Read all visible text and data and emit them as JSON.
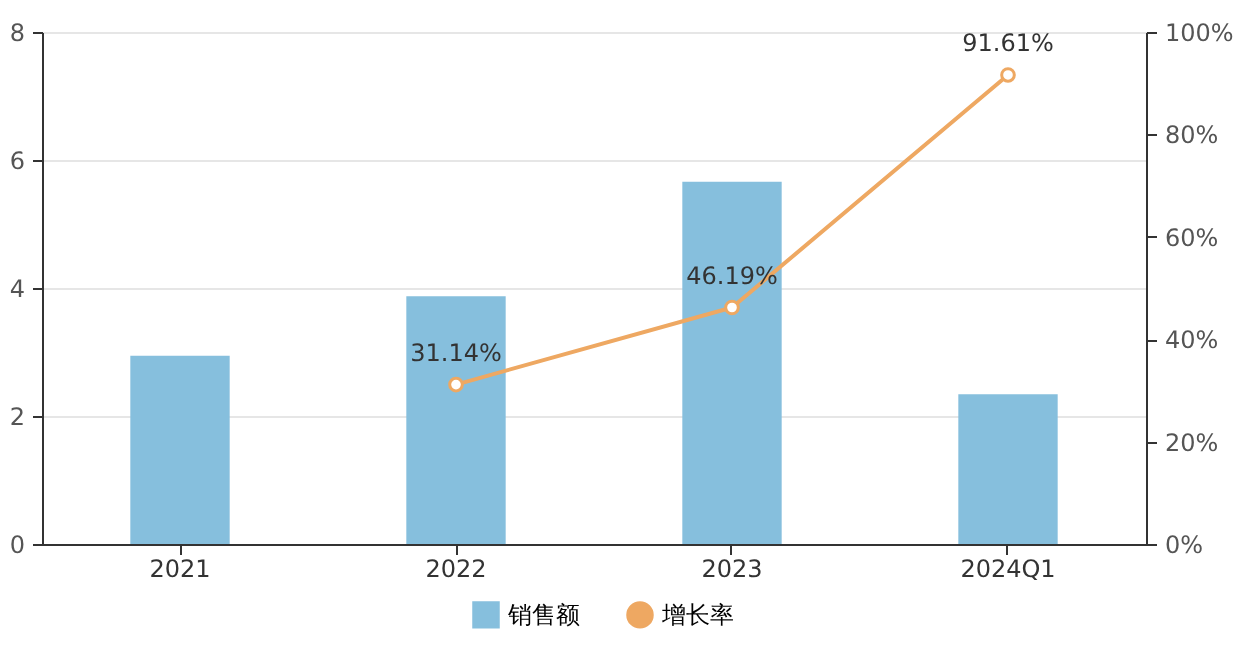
{
  "chart_data": {
    "type": "bar",
    "categories": [
      "2021",
      "2022",
      "2023",
      "2024Q1"
    ],
    "series": [
      {
        "name": "销售额",
        "color": "#86bfdd",
        "values": [
          2.94,
          3.87,
          5.66,
          2.34
        ]
      },
      {
        "name": "增长率",
        "type": "line",
        "axis": "y2",
        "color": "#eea862",
        "marker": "circle",
        "values": [
          null,
          31.14,
          46.19,
          91.61
        ],
        "value_labels": [
          null,
          "31.14%",
          "46.19%",
          "91.61%"
        ]
      }
    ],
    "ylim": [
      0,
      8
    ],
    "yticks": [
      0,
      2,
      4,
      6,
      8
    ],
    "y2lim": [
      0,
      100
    ],
    "y2ticks": [
      {
        "value": 0,
        "label": "0%"
      },
      {
        "value": 20,
        "label": "20%"
      },
      {
        "value": 40,
        "label": "40%"
      },
      {
        "value": 60,
        "label": "60%"
      },
      {
        "value": 80,
        "label": "80%"
      },
      {
        "value": 100,
        "label": "100%"
      }
    ],
    "grid": "y",
    "legend": "bottom"
  }
}
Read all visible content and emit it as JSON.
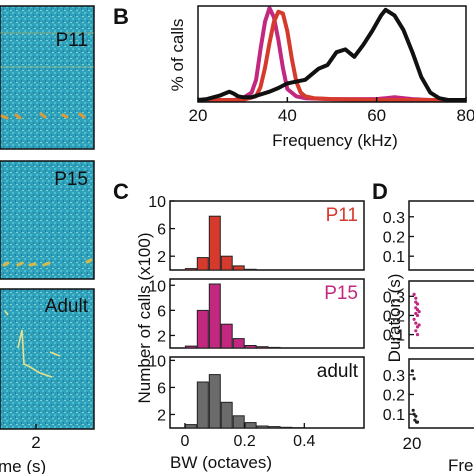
{
  "panels": {
    "A": {
      "spectrograms": [
        {
          "label": "P11"
        },
        {
          "label": "P15"
        },
        {
          "label": "Adult"
        }
      ],
      "xtick": "2",
      "xlabel": "me (s)"
    },
    "B": {
      "letter": "B"
    },
    "C": {
      "letter": "C"
    },
    "D": {
      "letter": "D",
      "ylabel": "Duration (s)",
      "xtick": "20",
      "xlabel": "Fre",
      "colors": {
        "P15": "#c2287f",
        "adult": "#222222"
      }
    }
  },
  "chart_data": [
    {
      "id": "B",
      "type": "line",
      "xlabel": "Frequency (kHz)",
      "ylabel": "% of calls",
      "xlim": [
        20,
        80
      ],
      "xticks": [
        20,
        40,
        60,
        80
      ],
      "series": [
        {
          "color": "#c2287f",
          "x": [
            20,
            28,
            30,
            32,
            33,
            34,
            35,
            36,
            37,
            38,
            39,
            40,
            42,
            44,
            50,
            60,
            62,
            64,
            68,
            72,
            80
          ],
          "y": [
            0,
            0,
            2,
            8,
            22,
            55,
            85,
            100,
            90,
            65,
            35,
            12,
            4,
            2,
            1,
            1,
            2,
            3,
            1,
            0,
            0
          ]
        },
        {
          "color": "#d63a2c",
          "x": [
            20,
            30,
            33,
            34,
            35,
            36,
            37,
            38,
            39,
            40,
            41,
            42,
            43,
            44,
            46,
            50,
            60,
            80
          ],
          "y": [
            0,
            0,
            4,
            14,
            35,
            62,
            85,
            96,
            94,
            75,
            45,
            20,
            8,
            4,
            2,
            1,
            0,
            0
          ]
        },
        {
          "color": "#111111",
          "x": [
            20,
            22,
            25,
            27,
            28,
            29,
            30,
            32,
            34,
            36,
            38,
            40,
            42,
            44,
            45,
            47,
            49,
            51,
            53,
            55,
            57,
            59,
            61,
            62,
            64,
            66,
            68,
            70,
            72,
            74,
            76,
            80
          ],
          "y": [
            0,
            1,
            5,
            9,
            7,
            4,
            3,
            3,
            6,
            9,
            13,
            18,
            20,
            22,
            26,
            34,
            38,
            52,
            55,
            47,
            60,
            75,
            92,
            98,
            92,
            76,
            52,
            25,
            8,
            2,
            0,
            0
          ]
        }
      ]
    },
    {
      "id": "C",
      "type": "bar",
      "xlabel": "BW (octaves)",
      "ylabel": "Number of calls (x100)",
      "xlim": [
        -0.05,
        0.6
      ],
      "xticks": [
        0,
        0.2,
        0.4
      ],
      "xticklabels": [
        "0",
        "0.2",
        "0.4"
      ],
      "bin_width": 0.04,
      "subplots": [
        {
          "label": "P11",
          "color": "#d63a2c",
          "ylim": [
            0,
            10
          ],
          "yticks": [
            2,
            6,
            10
          ],
          "x": [
            0.02,
            0.06,
            0.1,
            0.14,
            0.18,
            0.22,
            0.26,
            0.3
          ],
          "values": [
            0.2,
            1.8,
            7.8,
            2.0,
            0.6,
            0.1,
            0,
            0
          ]
        },
        {
          "label": "P15",
          "color": "#c2287f",
          "ylim": [
            0,
            11
          ],
          "yticks": [
            2,
            6,
            10
          ],
          "x": [
            0.02,
            0.06,
            0.1,
            0.14,
            0.18,
            0.22,
            0.26,
            0.3
          ],
          "values": [
            0.3,
            6.0,
            10.2,
            3.8,
            1.5,
            0.4,
            0.2,
            0.1
          ]
        },
        {
          "label": "adult",
          "color": "#6b6b6b",
          "ylim": [
            0,
            10.5
          ],
          "yticks": [
            2,
            6,
            10
          ],
          "x": [
            0.02,
            0.06,
            0.1,
            0.14,
            0.18,
            0.22,
            0.26,
            0.3,
            0.34,
            0.38
          ],
          "values": [
            0.5,
            6.8,
            7.9,
            3.8,
            1.8,
            0.8,
            0.3,
            0.2,
            0.1,
            0.05
          ]
        }
      ]
    },
    {
      "id": "D",
      "type": "scatter",
      "subplots": [
        {
          "yticks": [
            0.1,
            0.2,
            0.3
          ],
          "yticklabels": [
            "0.1",
            "0.2",
            "0.3"
          ],
          "points": []
        },
        {
          "yticks": [
            0.1,
            0.2,
            0.3
          ],
          "yticklabels": [
            "0.1",
            "0.2",
            "0.3"
          ],
          "group": "P15",
          "points": [
            [
              21,
              0.31
            ],
            [
              22,
              0.29
            ],
            [
              22,
              0.27
            ],
            [
              23,
              0.26
            ],
            [
              22,
              0.24
            ],
            [
              23,
              0.23
            ],
            [
              22,
              0.21
            ],
            [
              23,
              0.2
            ],
            [
              21,
              0.18
            ],
            [
              22,
              0.16
            ],
            [
              23,
              0.14
            ],
            [
              22,
              0.12
            ],
            [
              23,
              0.1
            ],
            [
              24,
              0.15
            ],
            [
              24,
              0.22
            ]
          ]
        },
        {
          "yticks": [
            0.1,
            0.2,
            0.3
          ],
          "yticklabels": [
            "0.1",
            "0.2",
            "0.3"
          ],
          "group": "adult",
          "points": [
            [
              20,
              0.32
            ],
            [
              21,
              0.28
            ],
            [
              20.5,
              0.12
            ],
            [
              21,
              0.1
            ],
            [
              21.5,
              0.07
            ],
            [
              22.5,
              0.06
            ],
            [
              23,
              0.06
            ],
            [
              22,
              0.09
            ]
          ]
        }
      ]
    }
  ]
}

+++

» **TASK GOAL**: Leaving out the pictures, repeat the data above exactly.

» **EXPECTED OUTPUT**:
Read all visible text and data and emit them as JSON.
{
  "chart_data": {
    "type": "bar",
    "categories": [
      "2021",
      "2022",
      "2023",
      "2024Q1"
    ],
    "series": [
      {
        "name": "销售额",
        "color": "#86bfdd",
        "values": [
          2.94,
          3.87,
          5.66,
          2.34
        ]
      },
      {
        "name": "增长率",
        "type": "line",
        "axis": "y2",
        "color": "#eea862",
        "marker": "circle",
        "values": [
          null,
          31.14,
          46.19,
          91.61
        ],
        "value_labels": [
          null,
          "31.14%",
          "46.19%",
          "91.61%"
        ]
      }
    ],
    "ylim": [
      0,
      8
    ],
    "yticks": [
      0,
      2,
      4,
      6,
      8
    ],
    "y2lim": [
      0,
      100
    ],
    "y2ticks": [
      {
        "value": 0,
        "label": "0%"
      },
      {
        "value": 20,
        "label": "20%"
      },
      {
        "value": 40,
        "label": "40%"
      },
      {
        "value": 60,
        "label": "60%"
      },
      {
        "value": 80,
        "label": "80%"
      },
      {
        "value": 100,
        "label": "100%"
      }
    ],
    "grid": "y",
    "legend": "bottom"
  }
}
Read all visible content and emit it as JSON.
{
  "panels": {
    "A": {
      "spectrograms": [
        {
          "label": "P11"
        },
        {
          "label": "P15"
        },
        {
          "label": "Adult"
        }
      ],
      "xtick": "2",
      "xlabel": "me (s)"
    },
    "B": {
      "letter": "B"
    },
    "C": {
      "letter": "C"
    },
    "D": {
      "letter": "D",
      "ylabel": "Duration (s)",
      "xtick": "20",
      "xlabel": "Fre",
      "colors": {
        "P15": "#c2287f",
        "adult": "#222222"
      }
    }
  },
  "chart_data": [
    {
      "id": "B",
      "type": "line",
      "xlabel": "Frequency (kHz)",
      "ylabel": "% of calls",
      "xlim": [
        20,
        80
      ],
      "xticks": [
        20,
        40,
        60,
        80
      ],
      "series": [
        {
          "color": "#c2287f",
          "x": [
            20,
            28,
            30,
            32,
            33,
            34,
            35,
            36,
            37,
            38,
            39,
            40,
            42,
            44,
            50,
            60,
            62,
            64,
            68,
            72,
            80
          ],
          "y": [
            0,
            0,
            2,
            8,
            22,
            55,
            85,
            100,
            90,
            65,
            35,
            12,
            4,
            2,
            1,
            1,
            2,
            3,
            1,
            0,
            0
          ]
        },
        {
          "color": "#d63a2c",
          "x": [
            20,
            30,
            33,
            34,
            35,
            36,
            37,
            38,
            39,
            40,
            41,
            42,
            43,
            44,
            46,
            50,
            60,
            80
          ],
          "y": [
            0,
            0,
            4,
            14,
            35,
            62,
            85,
            96,
            94,
            75,
            45,
            20,
            8,
            4,
            2,
            1,
            0,
            0
          ]
        },
        {
          "color": "#111111",
          "x": [
            20,
            22,
            25,
            27,
            28,
            29,
            30,
            32,
            34,
            36,
            38,
            40,
            42,
            44,
            45,
            47,
            49,
            51,
            53,
            55,
            57,
            59,
            61,
            62,
            64,
            66,
            68,
            70,
            72,
            74,
            76,
            80
          ],
          "y": [
            0,
            1,
            5,
            9,
            7,
            4,
            3,
            3,
            6,
            9,
            13,
            18,
            20,
            22,
            26,
            34,
            38,
            52,
            55,
            47,
            60,
            75,
            92,
            98,
            92,
            76,
            52,
            25,
            8,
            2,
            0,
            0
          ]
        }
      ]
    },
    {
      "id": "C",
      "type": "bar",
      "xlabel": "BW (octaves)",
      "ylabel": "Number of calls (x100)",
      "xlim": [
        -0.05,
        0.6
      ],
      "xticks": [
        0,
        0.2,
        0.4
      ],
      "xticklabels": [
        "0",
        "0.2",
        "0.4"
      ],
      "bin_width": 0.04,
      "subplots": [
        {
          "label": "P11",
          "color": "#d63a2c",
          "ylim": [
            0,
            10
          ],
          "yticks": [
            2,
            6,
            10
          ],
          "x": [
            0.02,
            0.06,
            0.1,
            0.14,
            0.18,
            0.22,
            0.26,
            0.3
          ],
          "values": [
            0.2,
            1.8,
            7.8,
            2.0,
            0.6,
            0.1,
            0,
            0
          ]
        },
        {
          "label": "P15",
          "color": "#c2287f",
          "ylim": [
            0,
            11
          ],
          "yticks": [
            2,
            6,
            10
          ],
          "x": [
            0.02,
            0.06,
            0.1,
            0.14,
            0.18,
            0.22,
            0.26,
            0.3
          ],
          "values": [
            0.3,
            6.0,
            10.2,
            3.8,
            1.5,
            0.4,
            0.2,
            0.1
          ]
        },
        {
          "label": "adult",
          "color": "#6b6b6b",
          "ylim": [
            0,
            10.5
          ],
          "yticks": [
            2,
            6,
            10
          ],
          "x": [
            0.02,
            0.06,
            0.1,
            0.14,
            0.18,
            0.22,
            0.26,
            0.3,
            0.34,
            0.38
          ],
          "values": [
            0.5,
            6.8,
            7.9,
            3.8,
            1.8,
            0.8,
            0.3,
            0.2,
            0.1,
            0.05
          ]
        }
      ]
    },
    {
      "id": "D",
      "type": "scatter",
      "subplots": [
        {
          "yticks": [
            0.1,
            0.2,
            0.3
          ],
          "yticklabels": [
            "0.1",
            "0.2",
            "0.3"
          ],
          "points": []
        },
        {
          "yticks": [
            0.1,
            0.2,
            0.3
          ],
          "yticklabels": [
            "0.1",
            "0.2",
            "0.3"
          ],
          "group": "P15",
          "points": [
            [
              21,
              0.31
            ],
            [
              22,
              0.29
            ],
            [
              22,
              0.27
            ],
            [
              23,
              0.26
            ],
            [
              22,
              0.24
            ],
            [
              23,
              0.23
            ],
            [
              22,
              0.21
            ],
            [
              23,
              0.2
            ],
            [
              21,
              0.18
            ],
            [
              22,
              0.16
            ],
            [
              23,
              0.14
            ],
            [
              22,
              0.12
            ],
            [
              23,
              0.1
            ],
            [
              24,
              0.15
            ],
            [
              24,
              0.22
            ]
          ]
        },
        {
          "yticks": [
            0.1,
            0.2,
            0.3
          ],
          "yticklabels": [
            "0.1",
            "0.2",
            "0.3"
          ],
          "group": "adult",
          "points": [
            [
              20,
              0.32
            ],
            [
              21,
              0.28
            ],
            [
              20.5,
              0.12
            ],
            [
              21,
              0.1
            ],
            [
              21.5,
              0.07
            ],
            [
              22.5,
              0.06
            ],
            [
              23,
              0.06
            ],
            [
              22,
              0.09
            ]
          ]
        }
      ]
    }
  ]
}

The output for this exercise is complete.